◆ Given request
Output all of the entries below precisely as written.

-- Start --

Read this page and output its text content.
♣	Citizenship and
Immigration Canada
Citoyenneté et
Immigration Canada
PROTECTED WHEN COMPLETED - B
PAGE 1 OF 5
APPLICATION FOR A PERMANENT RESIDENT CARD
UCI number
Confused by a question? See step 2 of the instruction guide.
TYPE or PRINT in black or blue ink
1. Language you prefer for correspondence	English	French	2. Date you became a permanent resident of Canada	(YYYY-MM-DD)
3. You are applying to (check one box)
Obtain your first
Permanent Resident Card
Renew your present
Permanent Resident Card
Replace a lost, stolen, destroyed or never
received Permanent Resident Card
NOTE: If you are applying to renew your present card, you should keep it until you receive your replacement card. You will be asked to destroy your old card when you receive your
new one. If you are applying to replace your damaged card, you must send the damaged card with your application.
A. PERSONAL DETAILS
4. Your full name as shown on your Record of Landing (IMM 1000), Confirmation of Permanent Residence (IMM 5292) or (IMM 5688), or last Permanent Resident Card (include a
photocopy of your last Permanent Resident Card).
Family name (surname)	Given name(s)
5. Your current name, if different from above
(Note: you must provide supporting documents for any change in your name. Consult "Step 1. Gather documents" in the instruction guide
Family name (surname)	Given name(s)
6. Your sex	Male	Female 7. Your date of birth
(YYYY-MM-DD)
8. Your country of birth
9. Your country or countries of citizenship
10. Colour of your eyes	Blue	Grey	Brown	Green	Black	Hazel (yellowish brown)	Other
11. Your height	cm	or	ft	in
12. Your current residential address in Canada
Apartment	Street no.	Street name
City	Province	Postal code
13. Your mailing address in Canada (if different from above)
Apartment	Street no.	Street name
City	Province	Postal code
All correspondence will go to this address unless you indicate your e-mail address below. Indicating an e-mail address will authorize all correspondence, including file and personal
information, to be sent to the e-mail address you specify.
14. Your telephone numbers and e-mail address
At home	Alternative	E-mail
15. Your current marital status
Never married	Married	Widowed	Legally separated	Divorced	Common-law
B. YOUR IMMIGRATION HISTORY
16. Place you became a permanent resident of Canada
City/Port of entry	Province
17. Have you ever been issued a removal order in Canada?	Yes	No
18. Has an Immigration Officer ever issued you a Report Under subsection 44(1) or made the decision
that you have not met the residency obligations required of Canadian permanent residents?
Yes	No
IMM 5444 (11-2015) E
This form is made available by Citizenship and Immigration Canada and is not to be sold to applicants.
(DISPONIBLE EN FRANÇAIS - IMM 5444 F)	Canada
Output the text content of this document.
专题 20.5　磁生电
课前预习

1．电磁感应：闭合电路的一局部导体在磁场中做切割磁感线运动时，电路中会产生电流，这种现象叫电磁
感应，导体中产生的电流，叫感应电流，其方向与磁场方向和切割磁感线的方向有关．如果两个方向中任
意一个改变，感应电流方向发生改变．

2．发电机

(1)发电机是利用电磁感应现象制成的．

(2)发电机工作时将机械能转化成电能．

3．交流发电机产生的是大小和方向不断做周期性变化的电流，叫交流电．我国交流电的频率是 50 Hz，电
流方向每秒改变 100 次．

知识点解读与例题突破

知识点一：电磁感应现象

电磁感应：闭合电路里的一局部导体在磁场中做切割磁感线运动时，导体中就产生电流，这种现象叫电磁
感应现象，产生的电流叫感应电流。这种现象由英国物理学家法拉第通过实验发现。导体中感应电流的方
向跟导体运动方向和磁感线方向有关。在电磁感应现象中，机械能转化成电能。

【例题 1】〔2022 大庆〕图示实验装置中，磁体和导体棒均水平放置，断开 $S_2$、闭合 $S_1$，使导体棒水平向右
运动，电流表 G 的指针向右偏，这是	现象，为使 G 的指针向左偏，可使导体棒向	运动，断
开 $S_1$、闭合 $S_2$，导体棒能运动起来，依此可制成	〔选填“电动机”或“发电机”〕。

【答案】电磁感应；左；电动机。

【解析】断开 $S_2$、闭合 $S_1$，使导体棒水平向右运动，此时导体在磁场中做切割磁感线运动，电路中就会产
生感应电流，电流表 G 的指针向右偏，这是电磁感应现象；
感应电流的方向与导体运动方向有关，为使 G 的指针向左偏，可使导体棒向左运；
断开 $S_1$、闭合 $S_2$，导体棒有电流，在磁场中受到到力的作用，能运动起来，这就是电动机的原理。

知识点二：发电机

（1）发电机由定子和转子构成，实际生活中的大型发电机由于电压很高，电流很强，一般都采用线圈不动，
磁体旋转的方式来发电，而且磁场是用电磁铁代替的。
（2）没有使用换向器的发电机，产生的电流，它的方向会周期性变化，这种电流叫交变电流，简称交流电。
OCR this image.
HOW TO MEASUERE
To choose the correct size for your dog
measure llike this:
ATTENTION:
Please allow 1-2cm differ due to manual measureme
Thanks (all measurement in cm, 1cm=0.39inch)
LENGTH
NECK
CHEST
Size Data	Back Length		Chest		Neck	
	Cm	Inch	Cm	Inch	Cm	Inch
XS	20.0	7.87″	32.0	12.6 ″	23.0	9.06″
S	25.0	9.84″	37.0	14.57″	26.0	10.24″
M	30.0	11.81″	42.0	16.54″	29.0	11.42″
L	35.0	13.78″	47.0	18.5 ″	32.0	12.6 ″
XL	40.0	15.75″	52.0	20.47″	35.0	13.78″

-- End --

◆ Written answer
Read this page and output its text content.
♣	Citizenship and
Immigration Canada
Citoyenneté et
Immigration Canada
PROTECTED WHEN COMPLETED - B
PAGE 1 OF 5
APPLICATION FOR A PERMANENT RESIDENT CARD
UCI number
Confused by a question? See step 2 of the instruction guide.
TYPE or PRINT in black or blue ink
1. Language you prefer for correspondence	English	French	2. Date you became a permanent resident of Canada	(YYYY-MM-DD)
3. You are applying to (check one box)
Obtain your first
Permanent Resident Card
Renew your present
Permanent Resident Card
Replace a lost, stolen, destroyed or never
received Permanent Resident Card
NOTE: If you are applying to renew your present card, you should keep it until you receive your replacement card. You will be asked to destroy your old card when you receive your
new one. If you are applying to replace your damaged card, you must send the damaged card with your application.
A. PERSONAL DETAILS
4. Your full name as shown on your Record of Landing (IMM 1000), Confirmation of Permanent Residence (IMM 5292) or (IMM 5688), or last Permanent Resident Card (include a
photocopy of your last Permanent Resident Card).
Family name (surname)	Given name(s)
5. Your current name, if different from above
(Note: you must provide supporting documents for any change in your name. Consult "Step 1. Gather documents" in the instruction guide
Family name (surname)	Given name(s)
6. Your sex	Male	Female 7. Your date of birth
(YYYY-MM-DD)
8. Your country of birth
9. Your country or countries of citizenship
10. Colour of your eyes	Blue	Grey	Brown	Green	Black	Hazel (yellowish brown)	Other
11. Your height	cm	or	ft	in
12. Your current residential address in Canada
Apartment	Street no.	Street name
City	Province	Postal code
13. Your mailing address in Canada (if different from above)
Apartment	Street no.	Street name
City	Province	Postal code
All correspondence will go to this address unless you indicate your e-mail address below. Indicating an e-mail address will authorize all correspondence, including file and personal
information, to be sent to the e-mail address you specify.
14. Your telephone numbers and e-mail address
At home	Alternative	E-mail
15. Your current marital status
Never married	Married	Widowed	Legally separated	Divorced	Common-law
B. YOUR IMMIGRATION HISTORY
16. Place you became a permanent resident of Canada
City/Port of entry	Province
17. Have you ever been issued a removal order in Canada?	Yes	No
18. Has an Immigration Officer ever issued you a Report Under subsection 44(1) or made the decision
that you have not met the residency obligations required of Canadian permanent residents?
Yes	No
IMM 5444 (11-2015) E
This form is made available by Citizenship and Immigration Canada and is not to be sold to applicants.
(DISPONIBLE EN FRANÇAIS - IMM 5444 F)	Canada
Output the text content of this document.
专题 20.5　磁生电
课前预习

1．电磁感应：闭合电路的一局部导体在磁场中做切割磁感线运动时，电路中会产生电流，这种现象叫电磁
感应，导体中产生的电流，叫感应电流，其方向与磁场方向和切割磁感线的方向有关．如果两个方向中任
意一个改变，感应电流方向发生改变．

2．发电机

(1)发电机是利用电磁感应现象制成的．

(2)发电机工作时将机械能转化成电能．

3．交流发电机产生的是大小和方向不断做周期性变化的电流，叫交流电．我国交流电的频率是 50 Hz，电
流方向每秒改变 100 次．

知识点解读与例题突破

知识点一：电磁感应现象

电磁感应：闭合电路里的一局部导体在磁场中做切割磁感线运动时，导体中就产生电流，这种现象叫电磁
感应现象，产生的电流叫感应电流。这种现象由英国物理学家法拉第通过实验发现。导体中感应电流的方
向跟导体运动方向和磁感线方向有关。在电磁感应现象中，机械能转化成电能。

【例题 1】〔2022 大庆〕图示实验装置中，磁体和导体棒均水平放置，断开 $S_2$、闭合 $S_1$，使导体棒水平向右
运动，电流表 G 的指针向右偏，这是	现象，为使 G 的指针向左偏，可使导体棒向	运动，断
开 $S_1$、闭合 $S_2$，导体棒能运动起来，依此可制成	〔选填“电动机”或“发电机”〕。

【答案】电磁感应；左；电动机。

【解析】断开 $S_2$、闭合 $S_1$，使导体棒水平向右运动，此时导体在磁场中做切割磁感线运动，电路中就会产
生感应电流，电流表 G 的指针向右偏，这是电磁感应现象；
感应电流的方向与导体运动方向有关，为使 G 的指针向左偏，可使导体棒向左运；
断开 $S_1$、闭合 $S_2$，导体棒有电流，在磁场中受到到力的作用，能运动起来，这就是电动机的原理。

知识点二：发电机

（1）发电机由定子和转子构成，实际生活中的大型发电机由于电压很高，电流很强，一般都采用线圈不动，
磁体旋转的方式来发电，而且磁场是用电磁铁代替的。
（2）没有使用换向器的发电机，产生的电流，它的方向会周期性变化，这种电流叫交变电流，简称交流电。
OCR this image.
HOW TO MEASUERE
To choose the correct size for your dog
measure llike this:
ATTENTION:
Please allow 1-2cm differ due to manual measureme
Thanks (all measurement in cm, 1cm=0.39inch)
LENGTH
NECK
CHEST
Size Data	Back Length		Chest		Neck	
	Cm	Inch	Cm	Inch	Cm	Inch
XS	20.0	7.87″	32.0	12.6 ″	23.0	9.06″
S	25.0	9.84″	37.0	14.57″	26.0	10.24″
M	30.0	11.81″	42.0	16.54″	29.0	11.42″
L	35.0	13.78″	47.0	18.5 ″	32.0	12.6 ″
XL	40.0	15.75″	52.0	20.47″	35.0	13.78″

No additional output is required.